** start **

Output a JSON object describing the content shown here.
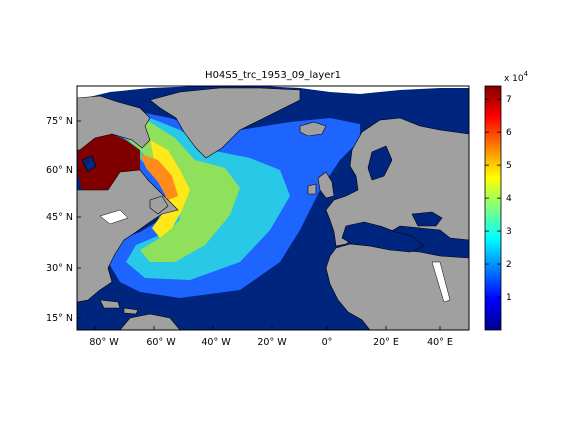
{
  "title": "H04S5_trc_1953_09_layer1",
  "map": {
    "lat_ticks": [
      "15° N",
      "30° N",
      "45° N",
      "60° N",
      "75° N"
    ],
    "lon_ticks": [
      "80° W",
      "60° W",
      "40° W",
      "20° W",
      "0°",
      "20° E",
      "40° E"
    ],
    "colors": {
      "land": "#a0a0a0",
      "ocean_low": "#00257f",
      "frame": "#000000"
    }
  },
  "colorbar": {
    "multiplier": "x 10",
    "exponent": "4",
    "ticks": [
      "1",
      "2",
      "3",
      "4",
      "5",
      "6",
      "7"
    ],
    "max_value": 74000,
    "colormap": "jet"
  }
}
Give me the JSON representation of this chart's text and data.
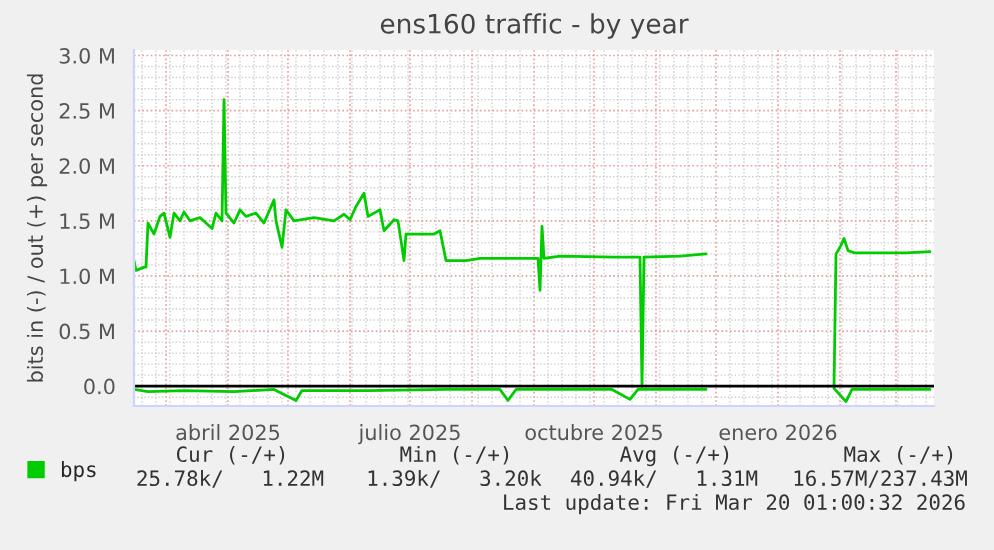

** end **

> _WHAT THE TASK ASKS_
Give every record back exactly as it reads, with no images.

> _OUTPUT FOR THIS EXERCISE_
Output a JSON object describing the content shown here.
{
  "title": "H04S5_trc_1953_09_layer1",
  "map": {
    "lat_ticks": [
      "15° N",
      "30° N",
      "45° N",
      "60° N",
      "75° N"
    ],
    "lon_ticks": [
      "80° W",
      "60° W",
      "40° W",
      "20° W",
      "0°",
      "20° E",
      "40° E"
    ],
    "colors": {
      "land": "#a0a0a0",
      "ocean_low": "#00257f",
      "frame": "#000000"
    }
  },
  "colorbar": {
    "multiplier": "x 10",
    "exponent": "4",
    "ticks": [
      "1",
      "2",
      "3",
      "4",
      "5",
      "6",
      "7"
    ],
    "max_value": 74000,
    "colormap": "jet"
  }
}
Give me the JSON representation of this chart's text and data.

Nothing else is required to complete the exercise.